Sur le marché du streaming, les concurrents de Netflix aiguisent leurs armes. Face au géant américain, les offres de plateformes de "video on demand" (VOD) se multiplient: le 1er novembre, Apple lance son propre service dans une centaine de pays dont la Suisse, suivi une dizaine de jours plus tard aux Etats-Unis par Disney.
De quoi inquiéter Netflix et ses 158 millions d'abonnés dans le monde? La multiplication des acteurs aura un impact sur la multinationale, estime Patrick-Yves Badillo, directeur du MediaLab de l'Université de Genève. "Il est évident que cela va effriter les parts de marché de Netflix", analyse dans le 19h30 le spécialiste en économie numérique. En Suisse, Netflix est utilisé par 28% des consommateurs, selon l'étude IGEM-DigiMonitor 2019.
"Mais ces nouveaux acteurs vont peut-être offrir d'autres types de contenu", ajoute Patrick-Yves Badillo, pariant sur des productions de moindre qualité, liées à l'histoire de chaque groupe. "Netflix a un avantage de capacité de production qui est avéré avec toutes les séries qui ont déjà été créées", explique-t-il. "Ce sont des vrais professionnels du cinéma avec évidemment Disney. Alors que de l'autre côté, Amazon et Apple ne le sont pas."
Deux ingrédients clés pour réussir
A l'heure actuelle, les fans suisses de vidéos à la demande ont déjà le choix entre plusieurs services, dont Netflix et ses forfaits à partir de 11,90 francs par mois et Amazon Prime Video et son abonnement à 7 francs par mois. Quant au nouveau venu Apple TV+, il sera disponible pour 6 francs par mois après un essai gratuit de 7 jours.

» TÂCHE À RÉALISER A
Reprenez le passage de l'article sur le streaming commençant par « De quoi inquiéter » et allant jusqu'à « l'étude IGEM-DigiMonitor 2019. », en remplaçant « spécialiste » par « chercheur ».
» TÂCHE À RÉALISER B
Poursuivez, s'il vous plaît, l'article sur le streaming à la suite de sa dernière phrase.
Le matériel ci-dessous provient d'une autre source.

» DONNÉES ENREGISTRÉES
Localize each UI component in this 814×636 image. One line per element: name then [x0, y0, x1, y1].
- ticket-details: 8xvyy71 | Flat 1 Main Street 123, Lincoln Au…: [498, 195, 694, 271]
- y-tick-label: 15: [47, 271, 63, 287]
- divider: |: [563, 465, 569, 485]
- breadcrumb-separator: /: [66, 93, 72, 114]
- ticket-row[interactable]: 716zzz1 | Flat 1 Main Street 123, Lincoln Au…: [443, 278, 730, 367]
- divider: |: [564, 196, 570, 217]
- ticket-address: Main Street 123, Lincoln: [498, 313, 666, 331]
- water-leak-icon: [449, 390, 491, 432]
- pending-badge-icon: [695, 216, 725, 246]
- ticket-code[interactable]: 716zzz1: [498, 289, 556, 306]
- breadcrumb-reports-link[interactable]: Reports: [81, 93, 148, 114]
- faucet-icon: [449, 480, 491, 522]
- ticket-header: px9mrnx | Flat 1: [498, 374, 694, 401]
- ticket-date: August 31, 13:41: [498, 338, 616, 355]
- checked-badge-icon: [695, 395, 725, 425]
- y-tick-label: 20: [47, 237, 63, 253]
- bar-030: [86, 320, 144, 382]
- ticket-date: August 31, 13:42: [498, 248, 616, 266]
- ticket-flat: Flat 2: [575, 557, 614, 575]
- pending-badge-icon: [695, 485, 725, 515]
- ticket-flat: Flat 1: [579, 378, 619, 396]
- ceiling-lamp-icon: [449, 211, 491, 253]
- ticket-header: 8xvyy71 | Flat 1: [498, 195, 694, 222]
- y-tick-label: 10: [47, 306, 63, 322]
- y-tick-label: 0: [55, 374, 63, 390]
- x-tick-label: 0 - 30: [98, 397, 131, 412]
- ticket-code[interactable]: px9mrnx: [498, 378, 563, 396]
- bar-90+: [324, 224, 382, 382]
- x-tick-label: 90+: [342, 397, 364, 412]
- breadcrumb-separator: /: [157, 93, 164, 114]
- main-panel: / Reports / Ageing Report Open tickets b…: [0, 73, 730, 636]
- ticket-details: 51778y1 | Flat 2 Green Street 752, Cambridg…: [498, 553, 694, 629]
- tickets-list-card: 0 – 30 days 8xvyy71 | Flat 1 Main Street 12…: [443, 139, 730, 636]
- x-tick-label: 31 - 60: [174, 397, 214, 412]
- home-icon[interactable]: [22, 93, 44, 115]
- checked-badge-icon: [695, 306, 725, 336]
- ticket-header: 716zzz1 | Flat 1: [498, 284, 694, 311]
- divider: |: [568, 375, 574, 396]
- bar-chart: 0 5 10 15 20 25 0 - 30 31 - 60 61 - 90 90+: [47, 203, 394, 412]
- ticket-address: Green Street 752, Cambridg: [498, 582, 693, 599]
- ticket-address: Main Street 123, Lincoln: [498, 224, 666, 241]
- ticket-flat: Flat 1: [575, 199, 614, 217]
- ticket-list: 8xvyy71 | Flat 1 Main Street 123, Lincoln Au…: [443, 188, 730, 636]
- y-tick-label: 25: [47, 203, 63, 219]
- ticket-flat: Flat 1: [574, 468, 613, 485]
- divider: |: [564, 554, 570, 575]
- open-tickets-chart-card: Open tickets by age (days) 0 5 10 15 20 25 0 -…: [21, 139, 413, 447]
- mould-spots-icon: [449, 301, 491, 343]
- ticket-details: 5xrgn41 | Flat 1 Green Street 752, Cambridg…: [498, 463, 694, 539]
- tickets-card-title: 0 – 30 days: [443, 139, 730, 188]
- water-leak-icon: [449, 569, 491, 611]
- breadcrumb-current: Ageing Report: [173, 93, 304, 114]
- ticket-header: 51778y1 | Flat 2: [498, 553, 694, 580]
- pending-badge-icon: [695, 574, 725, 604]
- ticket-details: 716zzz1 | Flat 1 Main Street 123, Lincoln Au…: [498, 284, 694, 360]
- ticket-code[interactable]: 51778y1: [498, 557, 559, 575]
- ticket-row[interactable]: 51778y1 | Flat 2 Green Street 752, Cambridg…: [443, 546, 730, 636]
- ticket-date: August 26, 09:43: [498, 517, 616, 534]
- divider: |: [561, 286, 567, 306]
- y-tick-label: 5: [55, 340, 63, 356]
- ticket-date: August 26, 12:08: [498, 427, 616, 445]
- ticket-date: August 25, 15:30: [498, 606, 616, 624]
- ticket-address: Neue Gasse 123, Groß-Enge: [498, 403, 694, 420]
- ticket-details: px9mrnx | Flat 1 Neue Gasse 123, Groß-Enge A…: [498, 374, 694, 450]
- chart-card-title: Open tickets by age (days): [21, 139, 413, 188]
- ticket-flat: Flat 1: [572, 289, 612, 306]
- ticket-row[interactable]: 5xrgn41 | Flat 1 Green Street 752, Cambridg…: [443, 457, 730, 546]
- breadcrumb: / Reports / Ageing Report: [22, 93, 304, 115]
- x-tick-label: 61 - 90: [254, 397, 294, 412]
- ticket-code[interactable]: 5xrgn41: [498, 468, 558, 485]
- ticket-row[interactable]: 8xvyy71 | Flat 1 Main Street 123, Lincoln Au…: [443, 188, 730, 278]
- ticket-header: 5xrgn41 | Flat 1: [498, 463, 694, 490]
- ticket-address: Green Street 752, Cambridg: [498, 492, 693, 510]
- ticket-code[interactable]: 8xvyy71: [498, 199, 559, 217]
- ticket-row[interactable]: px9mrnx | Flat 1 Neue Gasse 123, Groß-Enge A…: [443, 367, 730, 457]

» ZONE DE RÉPONSE A
De quoi inquiéter Netflix et ses 158 millions d'abonnés dans le monde? La multiplication des acteurs aura un impact sur la multinationale, estime Patrick-Yves Badillo, directeur du MediaLab de l'Université de Genève. "Il est évident que cela va effriter les parts de marché de Netflix", analyse dans le 19h30 le chercheur en économie numérique. En Suisse, Netflix est utilisé par 28% des consommateurs, selon l'étude IGEM-DigiMonitor 2019.

» ZONE DE RÉPONSE B
Des prix variés pour une offre qui l'est tout autant. Afin de se démarquer, ces plateformes devront maîtriser deux ingrédients clés, évalue Eric Grignon, CEO de Sky Switzerland. "Il y a celui de l'exclusivité. Et cela coûte cher, car ce sont des droits couvrant plusieurs territoires", précise le patron de l'entreprise très active dans la VOD en Suisse alémanique. "Et il y a l'ingrédient de la qualité du service. Car aujourd'hui, le consommateur veut un streaming qui fonctionne, qui soit simple et qu'on puisse regarder même en vacances."
Les différents concurrents ont déjà compris l'importance des exclusivités. Disney a ainsi récupéré ses catalogues "Star Wars", Pixar et Marvel dont Netflix diffusait une partie. Le numéro un du streaming a également perdu les dix saisons de Friends, repris par WarnerMedia aux Etats-Unis, ainsi que la série "The Office", raflée par NBCUniversal.
Un choix élargi pour le consommateur... et pour son porte-monnaie
Face à ces contenus dispersés sur des plateformes de plus en plus nombreuses, le fan de VOD va-t-il devoir débourser plus? "Si le consommateur suisse souscrit à plusieurs abonnements, c'est parce qu'il le souhaite", estime Patrick-Yves Badillo. Pour le professeur de l'Université de Genève, une telle concurrence mène surtout à davantage de diversité des programmes.
Et peut-être à une course aux investissements. En 2018, Netflix a dépensé environ 12 milliards de dollars en contenus, selon plusieurs analystes. Un montant appelé à encore augmenter à l'avenir si le roi du streaming veut continuer à attirer de nouveaux abonnés.
>> L'éclairage de Viviane Gabriel dans le 19h30:
Adaptation web de Tamara Muncanovic
Les chaînes de télévision traditionnelles contre-attaquent
Face à ces changements sur le front de la vidéo à la demande, les chaînes de télévision traditionnelles s'organisent avec les mêmes outils. Les télévisions nordiques ont rassemblé tous leurs contenus sur une plateforme commune. En France, TF1, M6 et France Télévisions s'associent pour créer le service Salto l'année prochaine.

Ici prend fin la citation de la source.